_INPUT RECORDS_.
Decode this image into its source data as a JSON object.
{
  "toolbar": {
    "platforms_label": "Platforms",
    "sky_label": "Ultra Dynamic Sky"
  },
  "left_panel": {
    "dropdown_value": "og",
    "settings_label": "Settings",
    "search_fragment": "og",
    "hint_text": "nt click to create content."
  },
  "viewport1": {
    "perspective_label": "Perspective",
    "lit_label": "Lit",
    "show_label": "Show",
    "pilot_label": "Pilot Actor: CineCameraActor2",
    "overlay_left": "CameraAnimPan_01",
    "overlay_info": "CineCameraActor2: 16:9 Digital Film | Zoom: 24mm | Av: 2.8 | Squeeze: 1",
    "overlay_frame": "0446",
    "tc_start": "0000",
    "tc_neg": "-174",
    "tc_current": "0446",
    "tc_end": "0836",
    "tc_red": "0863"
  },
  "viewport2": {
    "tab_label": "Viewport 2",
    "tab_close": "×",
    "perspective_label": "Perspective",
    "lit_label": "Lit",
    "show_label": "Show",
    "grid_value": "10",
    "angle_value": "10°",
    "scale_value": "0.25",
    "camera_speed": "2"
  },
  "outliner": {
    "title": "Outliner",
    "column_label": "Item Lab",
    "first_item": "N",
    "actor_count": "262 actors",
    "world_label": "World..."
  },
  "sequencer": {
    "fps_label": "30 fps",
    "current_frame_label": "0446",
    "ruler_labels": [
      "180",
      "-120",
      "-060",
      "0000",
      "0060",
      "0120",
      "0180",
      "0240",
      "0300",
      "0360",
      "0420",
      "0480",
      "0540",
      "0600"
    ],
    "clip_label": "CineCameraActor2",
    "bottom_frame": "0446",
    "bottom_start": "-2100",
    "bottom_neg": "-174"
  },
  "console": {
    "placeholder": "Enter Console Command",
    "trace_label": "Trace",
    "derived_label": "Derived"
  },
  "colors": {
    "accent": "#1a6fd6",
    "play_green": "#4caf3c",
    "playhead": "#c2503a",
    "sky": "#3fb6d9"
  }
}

_WORK INSTRUCTIONS_.
Please output every record, keeping each line exact.

_FINISHED ANSWER_.
Decode this image into its source data as a JSON object.
{
  "toolbar": {
    "platforms_label": "Platforms",
    "sky_label": "Ultra Dynamic Sky"
  },
  "left_panel": {
    "dropdown_value": "og",
    "settings_label": "Settings",
    "search_fragment": "og",
    "hint_text": "nt click to create content."
  },
  "viewport1": {
    "perspective_label": "Perspective",
    "lit_label": "Lit",
    "show_label": "Show",
    "pilot_label": "Pilot Actor: CineCameraActor2",
    "overlay_left": "CameraAnimPan_01",
    "overlay_info": "CineCameraActor2: 16:9 Digital Film | Zoom: 24mm | Av: 2.8 | Squeeze: 1",
    "overlay_frame": "0446",
    "tc_start": "0000",
    "tc_neg": "-174",
    "tc_current": "0446",
    "tc_end": "0836",
    "tc_red": "0863"
  },
  "viewport2": {
    "tab_label": "Viewport 2",
    "tab_close": "×",
    "perspective_label": "Perspective",
    "lit_label": "Lit",
    "show_label": "Show",
    "grid_value": "10",
    "angle_value": "10°",
    "scale_value": "0.25",
    "camera_speed": "2"
  },
  "outliner": {
    "title": "Outliner",
    "column_label": "Item Lab",
    "first_item": "N",
    "actor_count": "262 actors",
    "world_label": "World..."
  },
  "sequencer": {
    "fps_label": "30 fps",
    "current_frame_label": "0446",
    "ruler_labels": [
      "180",
      "-120",
      "-060",
      "0000",
      "0060",
      "0120",
      "0180",
      "0240",
      "0300",
      "0360",
      "0420",
      "0480",
      "0540",
      "0600"
    ],
    "clip_label": "CineCameraActor2",
    "bottom_frame": "0446",
    "bottom_start": "-2100",
    "bottom_neg": "-174"
  },
  "console": {
    "placeholder": "Enter Console Command",
    "trace_label": "Trace",
    "derived_label": "Derived"
  },
  "colors": {
    "accent": "#1a6fd6",
    "play_green": "#4caf3c",
    "playhead": "#c2503a",
    "sky": "#3fb6d9"
  }
}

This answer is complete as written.